- Data
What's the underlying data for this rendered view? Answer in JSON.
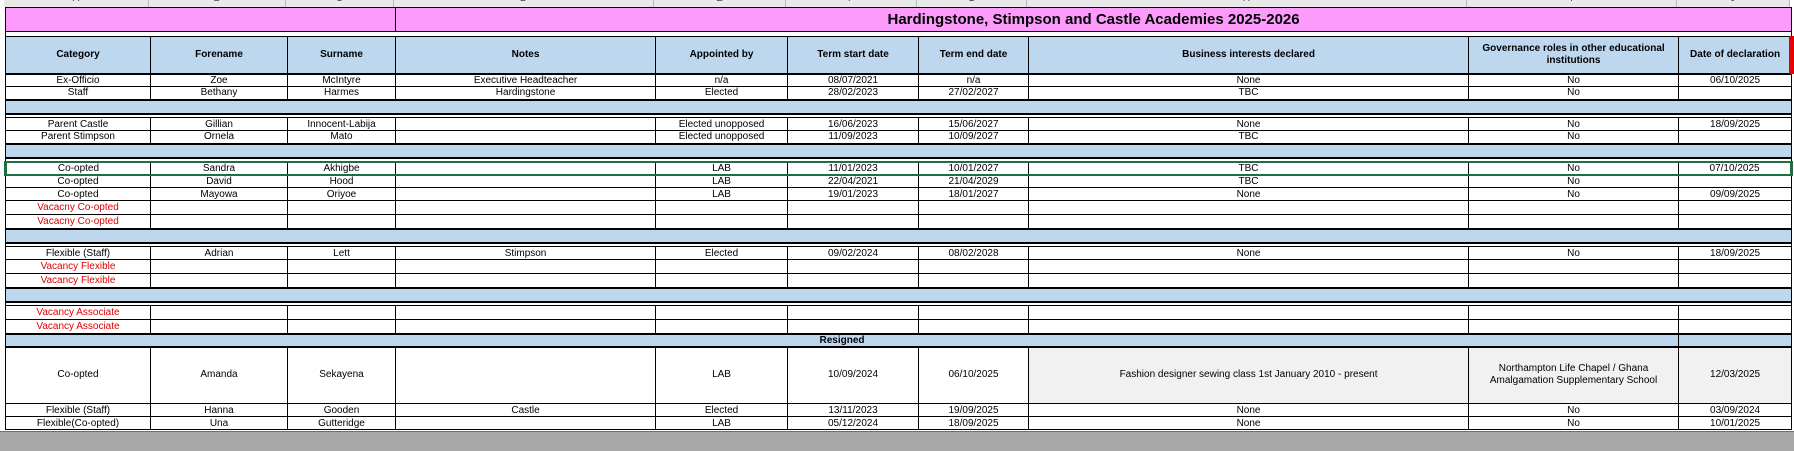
{
  "title": "Hardingstone, Stimpson and Castle Academies 2025-2026",
  "banner": {
    "resigned_label": "Resigned"
  },
  "column_letters": [
    "A",
    "B",
    "C",
    "D",
    "E",
    "F",
    "G",
    "H",
    "I",
    "J"
  ],
  "columns": [
    "Category",
    "Forename",
    "Surname",
    "Notes",
    "Appointed by",
    "Term start date",
    "Term end date",
    "Business interests declared",
    "Governance roles in other educational institutions",
    "Date of declaration"
  ],
  "colors": {
    "title_pink": "#fd9bfd",
    "header_blue": "#bdd7ee",
    "vacancy_red": "#e00000",
    "selection_green": "#1a7240",
    "marker_red": "#e80000",
    "shaded_cell": "#f1f1f1",
    "bottom_band_gray": "#a9a9a9"
  },
  "rows": [
    {
      "type": "data",
      "cells": [
        "Ex-Officio",
        "Zoe",
        "McIntyre",
        "Executive Headteacher",
        "n/a",
        "08/07/2021",
        "n/a",
        "None",
        "No",
        "06/10/2025"
      ]
    },
    {
      "type": "data",
      "cells": [
        "Staff",
        "Bethany",
        "Harmes",
        "Hardingstone",
        "Elected",
        "28/02/2023",
        "27/02/2027",
        "TBC",
        "No",
        ""
      ]
    },
    {
      "type": "separator"
    },
    {
      "type": "spacer"
    },
    {
      "type": "data",
      "cells": [
        "Parent Castle",
        "Gillian",
        "Innocent-Labija",
        "",
        "Elected unopposed",
        "16/06/2023",
        "15/06/2027",
        "None",
        "No",
        "18/09/2025"
      ]
    },
    {
      "type": "data",
      "cells": [
        "Parent Stimpson",
        "Ornela",
        "Mato",
        "",
        "Elected unopposed",
        "11/09/2023",
        "10/09/2027",
        "TBC",
        "No",
        ""
      ]
    },
    {
      "type": "separator"
    },
    {
      "type": "spacer"
    },
    {
      "type": "data",
      "selected": true,
      "cells": [
        "Co-opted",
        "Sandra",
        "Akhigbe",
        "",
        "LAB",
        "11/01/2023",
        "10/01/2027",
        "TBC",
        "No",
        "07/10/2025"
      ]
    },
    {
      "type": "data",
      "cells": [
        "Co-opted",
        "David",
        "Hood",
        "",
        "LAB",
        "22/04/2021",
        "21/04/2029",
        "TBC",
        "No",
        ""
      ]
    },
    {
      "type": "data",
      "cells": [
        "Co-opted",
        "Mayowa",
        "Oriyoe",
        "",
        "LAB",
        "19/01/2023",
        "18/01/2027",
        "None",
        "No",
        "09/09/2025"
      ]
    },
    {
      "type": "vacancy",
      "cells": [
        "Vacacny Co-opted",
        "",
        "",
        "",
        "",
        "",
        "",
        "",
        "",
        ""
      ]
    },
    {
      "type": "vacancy",
      "cells": [
        "Vacacny Co-opted",
        "",
        "",
        "",
        "",
        "",
        "",
        "",
        "",
        ""
      ]
    },
    {
      "type": "separator"
    },
    {
      "type": "spacer"
    },
    {
      "type": "data",
      "cells": [
        "Flexible (Staff)",
        "Adrian",
        "Lett",
        "Stimpson",
        "Elected",
        "09/02/2024",
        "08/02/2028",
        "None",
        "No",
        "18/09/2025"
      ]
    },
    {
      "type": "vacancy",
      "cells": [
        "Vacancy Flexible",
        "",
        "",
        "",
        "",
        "",
        "",
        "",
        "",
        ""
      ]
    },
    {
      "type": "vacancy",
      "cells": [
        "Vacancy Flexible",
        "",
        "",
        "",
        "",
        "",
        "",
        "",
        "",
        ""
      ]
    },
    {
      "type": "separator"
    },
    {
      "type": "spacer"
    },
    {
      "type": "vacancy",
      "cells": [
        "Vacancy Associate",
        "",
        "",
        "",
        "",
        "",
        "",
        "",
        "",
        ""
      ]
    },
    {
      "type": "vacancy",
      "cells": [
        "Vacancy Associate",
        "",
        "",
        "",
        "",
        "",
        "",
        "",
        "",
        ""
      ]
    },
    {
      "type": "banner",
      "label": "Resigned"
    },
    {
      "type": "data",
      "tall": true,
      "shade_cols": [
        7,
        8,
        9
      ],
      "cells": [
        "Co-opted",
        "Amanda",
        "Sekayena",
        "",
        "LAB",
        "10/09/2024",
        "06/10/2025",
        "Fashion designer sewing class 1st January 2010 - present",
        "Northampton Life Chapel /  Ghana Amalgamation Supplementary School",
        "12/03/2025"
      ]
    },
    {
      "type": "data",
      "cells": [
        "Flexible (Staff)",
        "Hanna",
        "Gooden",
        "Castle",
        "Elected",
        "13/11/2023",
        "19/09/2025",
        "None",
        "No",
        "03/09/2024"
      ]
    },
    {
      "type": "data",
      "cells": [
        "Flexible(Co-opted)",
        "Una",
        "Gutteridge",
        "",
        "LAB",
        "05/12/2024",
        "18/09/2025",
        "None",
        "No",
        "10/01/2025"
      ]
    }
  ]
}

- Written request
Except for the pictures, copy the material above exactly.

- Answer to this problem
What's the underlying data for this rendered view? Answer in JSON.
{
  "title": "Hardingstone, Stimpson and Castle Academies 2025-2026",
  "banner": {
    "resigned_label": "Resigned"
  },
  "column_letters": [
    "A",
    "B",
    "C",
    "D",
    "E",
    "F",
    "G",
    "H",
    "I",
    "J"
  ],
  "columns": [
    "Category",
    "Forename",
    "Surname",
    "Notes",
    "Appointed by",
    "Term start date",
    "Term end date",
    "Business interests declared",
    "Governance roles in other educational institutions",
    "Date of declaration"
  ],
  "colors": {
    "title_pink": "#fd9bfd",
    "header_blue": "#bdd7ee",
    "vacancy_red": "#e00000",
    "selection_green": "#1a7240",
    "marker_red": "#e80000",
    "shaded_cell": "#f1f1f1",
    "bottom_band_gray": "#a9a9a9"
  },
  "rows": [
    {
      "type": "data",
      "cells": [
        "Ex-Officio",
        "Zoe",
        "McIntyre",
        "Executive Headteacher",
        "n/a",
        "08/07/2021",
        "n/a",
        "None",
        "No",
        "06/10/2025"
      ]
    },
    {
      "type": "data",
      "cells": [
        "Staff",
        "Bethany",
        "Harmes",
        "Hardingstone",
        "Elected",
        "28/02/2023",
        "27/02/2027",
        "TBC",
        "No",
        ""
      ]
    },
    {
      "type": "separator"
    },
    {
      "type": "spacer"
    },
    {
      "type": "data",
      "cells": [
        "Parent Castle",
        "Gillian",
        "Innocent-Labija",
        "",
        "Elected unopposed",
        "16/06/2023",
        "15/06/2027",
        "None",
        "No",
        "18/09/2025"
      ]
    },
    {
      "type": "data",
      "cells": [
        "Parent Stimpson",
        "Ornela",
        "Mato",
        "",
        "Elected unopposed",
        "11/09/2023",
        "10/09/2027",
        "TBC",
        "No",
        ""
      ]
    },
    {
      "type": "separator"
    },
    {
      "type": "spacer"
    },
    {
      "type": "data",
      "selected": true,
      "cells": [
        "Co-opted",
        "Sandra",
        "Akhigbe",
        "",
        "LAB",
        "11/01/2023",
        "10/01/2027",
        "TBC",
        "No",
        "07/10/2025"
      ]
    },
    {
      "type": "data",
      "cells": [
        "Co-opted",
        "David",
        "Hood",
        "",
        "LAB",
        "22/04/2021",
        "21/04/2029",
        "TBC",
        "No",
        ""
      ]
    },
    {
      "type": "data",
      "cells": [
        "Co-opted",
        "Mayowa",
        "Oriyoe",
        "",
        "LAB",
        "19/01/2023",
        "18/01/2027",
        "None",
        "No",
        "09/09/2025"
      ]
    },
    {
      "type": "vacancy",
      "cells": [
        "Vacacny Co-opted",
        "",
        "",
        "",
        "",
        "",
        "",
        "",
        "",
        ""
      ]
    },
    {
      "type": "vacancy",
      "cells": [
        "Vacacny Co-opted",
        "",
        "",
        "",
        "",
        "",
        "",
        "",
        "",
        ""
      ]
    },
    {
      "type": "separator"
    },
    {
      "type": "spacer"
    },
    {
      "type": "data",
      "cells": [
        "Flexible (Staff)",
        "Adrian",
        "Lett",
        "Stimpson",
        "Elected",
        "09/02/2024",
        "08/02/2028",
        "None",
        "No",
        "18/09/2025"
      ]
    },
    {
      "type": "vacancy",
      "cells": [
        "Vacancy Flexible",
        "",
        "",
        "",
        "",
        "",
        "",
        "",
        "",
        ""
      ]
    },
    {
      "type": "vacancy",
      "cells": [
        "Vacancy Flexible",
        "",
        "",
        "",
        "",
        "",
        "",
        "",
        "",
        ""
      ]
    },
    {
      "type": "separator"
    },
    {
      "type": "spacer"
    },
    {
      "type": "vacancy",
      "cells": [
        "Vacancy Associate",
        "",
        "",
        "",
        "",
        "",
        "",
        "",
        "",
        ""
      ]
    },
    {
      "type": "vacancy",
      "cells": [
        "Vacancy Associate",
        "",
        "",
        "",
        "",
        "",
        "",
        "",
        "",
        ""
      ]
    },
    {
      "type": "banner",
      "label": "Resigned"
    },
    {
      "type": "data",
      "tall": true,
      "shade_cols": [
        7,
        8,
        9
      ],
      "cells": [
        "Co-opted",
        "Amanda",
        "Sekayena",
        "",
        "LAB",
        "10/09/2024",
        "06/10/2025",
        "Fashion designer sewing class 1st January 2010 - present",
        "Northampton Life Chapel /  Ghana Amalgamation Supplementary School",
        "12/03/2025"
      ]
    },
    {
      "type": "data",
      "cells": [
        "Flexible (Staff)",
        "Hanna",
        "Gooden",
        "Castle",
        "Elected",
        "13/11/2023",
        "19/09/2025",
        "None",
        "No",
        "03/09/2024"
      ]
    },
    {
      "type": "data",
      "cells": [
        "Flexible(Co-opted)",
        "Una",
        "Gutteridge",
        "",
        "LAB",
        "05/12/2024",
        "18/09/2025",
        "None",
        "No",
        "10/01/2025"
      ]
    }
  ]
}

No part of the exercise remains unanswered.